-- Start --

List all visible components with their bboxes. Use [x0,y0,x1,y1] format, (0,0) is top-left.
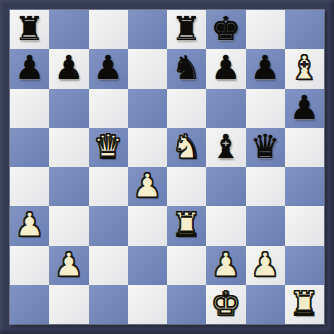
piece-white-rook-e3[interactable]: ♜ [172,208,202,241]
piece-black-rook-a8[interactable]: ♜ [15,12,45,45]
piece-white-bishop-h7[interactable]: ♝ [290,51,320,84]
board-frame: ♜♜♚♟♟♟♞♟♟♝♟♛♞♝♛♟♟♜♟♟♟♚♜ [0,0,334,334]
square-c7[interactable]: ♟ [89,49,128,88]
square-b3[interactable] [49,206,88,245]
square-a5[interactable] [10,128,49,167]
piece-black-rook-e8[interactable]: ♜ [172,12,202,45]
square-b8[interactable] [49,10,88,49]
square-b2[interactable]: ♟ [49,246,88,285]
piece-black-pawn-c7[interactable]: ♟ [93,51,123,84]
square-c4[interactable] [89,167,128,206]
square-e1[interactable] [167,285,206,324]
piece-black-pawn-b7[interactable]: ♟ [54,51,84,84]
square-f8[interactable]: ♚ [206,10,245,49]
square-c3[interactable] [89,206,128,245]
piece-black-queen-g5[interactable]: ♛ [250,130,280,163]
square-e7[interactable]: ♞ [167,49,206,88]
square-f5[interactable]: ♝ [206,128,245,167]
square-g6[interactable] [246,89,285,128]
square-a1[interactable] [10,285,49,324]
square-f3[interactable] [206,206,245,245]
square-b6[interactable] [49,89,88,128]
square-h1[interactable]: ♜ [285,285,324,324]
square-c8[interactable] [89,10,128,49]
square-c2[interactable] [89,246,128,285]
square-h8[interactable] [285,10,324,49]
piece-black-pawn-a7[interactable]: ♟ [15,51,45,84]
square-b7[interactable]: ♟ [49,49,88,88]
square-g4[interactable] [246,167,285,206]
square-d6[interactable] [128,89,167,128]
square-g1[interactable] [246,285,285,324]
square-e2[interactable] [167,246,206,285]
square-g8[interactable] [246,10,285,49]
square-a6[interactable] [10,89,49,128]
square-e4[interactable] [167,167,206,206]
square-h2[interactable] [285,246,324,285]
square-f4[interactable] [206,167,245,206]
piece-white-king-f1[interactable]: ♚ [211,287,241,320]
square-f2[interactable]: ♟ [206,246,245,285]
square-f7[interactable]: ♟ [206,49,245,88]
piece-white-pawn-d4[interactable]: ♟ [133,169,163,202]
square-d1[interactable] [128,285,167,324]
square-b1[interactable] [49,285,88,324]
square-c5[interactable]: ♛ [89,128,128,167]
piece-black-knight-e7[interactable]: ♞ [172,51,202,84]
square-d8[interactable] [128,10,167,49]
piece-black-king-f8[interactable]: ♚ [211,12,241,45]
square-e8[interactable]: ♜ [167,10,206,49]
square-h5[interactable] [285,128,324,167]
square-d2[interactable] [128,246,167,285]
square-b5[interactable] [49,128,88,167]
square-e5[interactable]: ♞ [167,128,206,167]
square-d5[interactable] [128,128,167,167]
piece-white-pawn-b2[interactable]: ♟ [54,248,84,281]
piece-white-pawn-f2[interactable]: ♟ [211,248,241,281]
piece-black-bishop-f5[interactable]: ♝ [211,130,241,163]
square-a2[interactable] [10,246,49,285]
square-a3[interactable]: ♟ [10,206,49,245]
piece-white-knight-e5[interactable]: ♞ [172,130,202,163]
square-h6[interactable]: ♟ [285,89,324,128]
piece-black-pawn-g7[interactable]: ♟ [250,51,280,84]
square-a7[interactable]: ♟ [10,49,49,88]
square-g3[interactable] [246,206,285,245]
square-b4[interactable] [49,167,88,206]
piece-white-rook-h1[interactable]: ♜ [290,287,320,320]
square-d3[interactable] [128,206,167,245]
square-h3[interactable] [285,206,324,245]
piece-white-pawn-g2[interactable]: ♟ [250,248,280,281]
square-d7[interactable] [128,49,167,88]
square-g5[interactable]: ♛ [246,128,285,167]
square-a8[interactable]: ♜ [10,10,49,49]
square-g7[interactable]: ♟ [246,49,285,88]
square-h4[interactable] [285,167,324,206]
square-c1[interactable] [89,285,128,324]
square-c6[interactable] [89,89,128,128]
square-e6[interactable] [167,89,206,128]
piece-white-queen-c5[interactable]: ♛ [93,130,123,163]
chess-board: ♜♜♚♟♟♟♞♟♟♝♟♛♞♝♛♟♟♜♟♟♟♚♜ [10,10,324,324]
square-f6[interactable] [206,89,245,128]
square-h7[interactable]: ♝ [285,49,324,88]
square-g2[interactable]: ♟ [246,246,285,285]
square-f1[interactable]: ♚ [206,285,245,324]
piece-black-pawn-h6[interactable]: ♟ [290,91,320,124]
piece-white-pawn-a3[interactable]: ♟ [15,208,45,241]
square-d4[interactable]: ♟ [128,167,167,206]
square-e3[interactable]: ♜ [167,206,206,245]
piece-black-pawn-f7[interactable]: ♟ [211,51,241,84]
square-a4[interactable] [10,167,49,206]
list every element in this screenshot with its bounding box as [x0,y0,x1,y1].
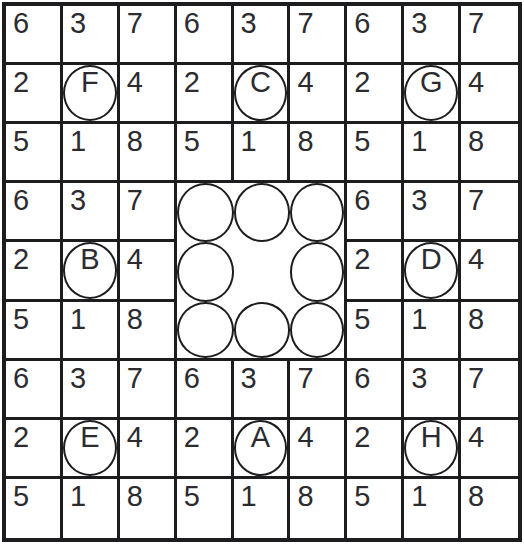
cell-number: 5 [354,127,370,156]
circle-letter: G [404,68,458,97]
empty-circle [290,302,344,358]
cell-number: 8 [297,482,313,511]
cell-r6c5 [234,302,291,361]
cell-r8c4: 2 [177,420,234,479]
cell-r7c6: 7 [290,361,347,420]
circle-letter: E [63,423,117,452]
cell-number: 4 [468,68,484,97]
cell-number: 5 [184,482,200,511]
cell-number: 1 [241,482,257,511]
cell-number: 3 [241,364,257,393]
cell-r3c9: 8 [461,124,518,183]
cell-number: 3 [70,186,86,215]
cell-number: 3 [411,9,427,38]
cell-number: 8 [297,127,313,156]
cell-number: 2 [354,68,370,97]
cell-r8c7: 2 [347,420,404,479]
empty-circle [177,242,234,301]
cell-r4c4 [177,183,234,242]
cell-r7c4: 6 [177,361,234,420]
cell-r1c5: 3 [234,6,291,65]
cell-r8c5: A [234,420,291,479]
cell-r9c4: 5 [177,479,234,538]
cell-r9c3: 8 [120,479,177,538]
cell-r6c2: 1 [63,302,120,361]
cell-number: 6 [184,364,200,393]
cell-r5c8: D [404,242,461,301]
cell-r6c6 [290,302,347,361]
cell-number: 8 [127,305,143,334]
cell-number: 6 [13,186,29,215]
cell-number: 7 [127,364,143,393]
cell-r2c7: 2 [347,65,404,124]
cell-number: 1 [411,482,427,511]
cell-r8c8: H [404,420,461,479]
cell-number: 5 [13,305,29,334]
cell-r8c1: 2 [6,420,63,479]
cell-r5c3: 4 [120,242,177,301]
cell-r4c1: 6 [6,183,63,242]
cell-r3c8: 1 [404,124,461,183]
cell-r4c6 [290,183,347,242]
cell-r2c8: G [404,65,461,124]
circle-letter: H [404,423,458,452]
cell-r4c5 [234,183,291,242]
cell-number: 7 [297,364,313,393]
cell-number: 6 [13,9,29,38]
cell-number: 8 [127,127,143,156]
cell-number: 5 [354,305,370,334]
cell-number: 1 [70,127,86,156]
cell-r3c2: 1 [63,124,120,183]
cell-number: 7 [127,186,143,215]
cell-r2c2: F [63,65,120,124]
cell-number: 4 [468,423,484,452]
cell-number: 5 [354,482,370,511]
cell-r9c6: 8 [290,479,347,538]
cell-number: 7 [468,364,484,393]
cell-r6c7: 5 [347,302,404,361]
cell-r4c7: 6 [347,183,404,242]
empty-circle [177,302,234,358]
cell-r3c4: 5 [177,124,234,183]
cell-number: 6 [354,9,370,38]
cell-number: 1 [70,482,86,511]
cell-r2c4: 2 [177,65,234,124]
cell-r7c7: 6 [347,361,404,420]
empty-circle [177,183,234,242]
empty-circle [290,183,344,242]
cell-r7c5: 3 [234,361,291,420]
cell-number: 6 [354,364,370,393]
cell-r3c6: 8 [290,124,347,183]
cell-r8c2: E [63,420,120,479]
cell-number: 6 [13,364,29,393]
cell-r9c1: 5 [6,479,63,538]
circle-letter: A [234,423,288,452]
cell-r5c2: B [63,242,120,301]
cell-number: 3 [70,364,86,393]
cell-r9c2: 1 [63,479,120,538]
cell-r1c9: 7 [461,6,518,65]
cell-number: 7 [127,9,143,38]
cell-r7c8: 3 [404,361,461,420]
cell-number: 5 [184,127,200,156]
cell-number: 2 [354,423,370,452]
cell-r9c8: 1 [404,479,461,538]
cell-number: 2 [13,423,29,452]
cell-r9c7: 5 [347,479,404,538]
cell-number: 5 [13,482,29,511]
cell-r2c1: 2 [6,65,63,124]
cell-r5c5 [234,242,291,301]
cell-r2c9: 4 [461,65,518,124]
empty-circle [234,183,291,242]
cell-number: 3 [411,364,427,393]
cell-number: 2 [184,68,200,97]
cell-number: 1 [411,127,427,156]
cell-number: 1 [70,305,86,334]
cell-r4c9: 7 [461,183,518,242]
cell-number: 4 [127,423,143,452]
cell-number: 1 [241,127,257,156]
cell-r8c6: 4 [290,420,347,479]
cell-r3c7: 5 [347,124,404,183]
empty-circle [290,242,344,301]
cell-r4c2: 3 [63,183,120,242]
cell-r6c4 [177,302,234,361]
cell-number: 7 [468,9,484,38]
cell-r4c8: 3 [404,183,461,242]
cell-r5c4 [177,242,234,301]
cell-r1c4: 6 [177,6,234,65]
cell-r6c1: 5 [6,302,63,361]
cell-r6c3: 8 [120,302,177,361]
cell-r7c1: 6 [6,361,63,420]
puzzle-board: 6376376372F42C42G45185185186376372B42D45… [2,2,522,542]
cell-r7c2: 3 [63,361,120,420]
cell-number: 5 [13,127,29,156]
cell-number: 4 [297,68,313,97]
cell-number: 7 [468,186,484,215]
cell-number: 4 [127,245,143,274]
cell-r1c1: 6 [6,6,63,65]
cell-r7c3: 7 [120,361,177,420]
cell-number: 3 [241,9,257,38]
cell-number: 6 [354,186,370,215]
cell-number: 3 [411,186,427,215]
cell-r8c3: 4 [120,420,177,479]
cell-r9c9: 8 [461,479,518,538]
cell-r4c3: 7 [120,183,177,242]
cell-r6c9: 8 [461,302,518,361]
cell-r3c3: 8 [120,124,177,183]
cell-r9c5: 1 [234,479,291,538]
cell-r2c5: C [234,65,291,124]
cell-r3c5: 1 [234,124,291,183]
cell-r2c3: 4 [120,65,177,124]
circle-letter: C [234,68,288,97]
circle-letter: B [63,245,117,274]
cell-number: 4 [127,68,143,97]
cell-number: 8 [468,482,484,511]
cell-number: 8 [468,305,484,334]
cell-r1c3: 7 [120,6,177,65]
cell-r1c6: 7 [290,6,347,65]
cell-r8c9: 4 [461,420,518,479]
cell-r6c8: 1 [404,302,461,361]
cell-number: 4 [468,245,484,274]
cell-r2c6: 4 [290,65,347,124]
cell-number: 6 [184,9,200,38]
cell-number: 2 [184,423,200,452]
cell-r5c9: 4 [461,242,518,301]
cell-number: 4 [297,423,313,452]
cell-number: 8 [127,482,143,511]
cell-number: 2 [354,245,370,274]
cell-r5c7: 2 [347,242,404,301]
circle-letter: D [404,245,458,274]
cell-number: 2 [13,245,29,274]
cell-r1c7: 6 [347,6,404,65]
cell-r5c6 [290,242,347,301]
cell-number: 3 [70,9,86,38]
circle-letter: F [63,68,117,97]
cell-r1c8: 3 [404,6,461,65]
cell-number: 7 [297,9,313,38]
cell-r1c2: 3 [63,6,120,65]
cell-r7c9: 7 [461,361,518,420]
cell-r5c1: 2 [6,242,63,301]
cell-r3c1: 5 [6,124,63,183]
cell-number: 2 [13,68,29,97]
cell-number: 1 [411,305,427,334]
empty-circle [234,302,291,358]
cell-number: 8 [468,127,484,156]
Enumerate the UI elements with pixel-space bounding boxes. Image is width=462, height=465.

-- End --

**Work to complete**
Pick out every line in the records that contains the string "board", and copy each of those lines.

**Answer to the problem**
board-frame: ♜♜♚♟♟♟♞♟♟♝♟♛♞♝♛♟♟♜♟♟♟♚♜ [0,0,334,334]
chess-board: ♜♜♚♟♟♟♞♟♟♝♟♛♞♝♛♟♟♜♟♟♟♚♜ [10,10,324,324]
puzzle-board: 6376376372F42C42G45185185186376372B42D45… [2,2,522,542]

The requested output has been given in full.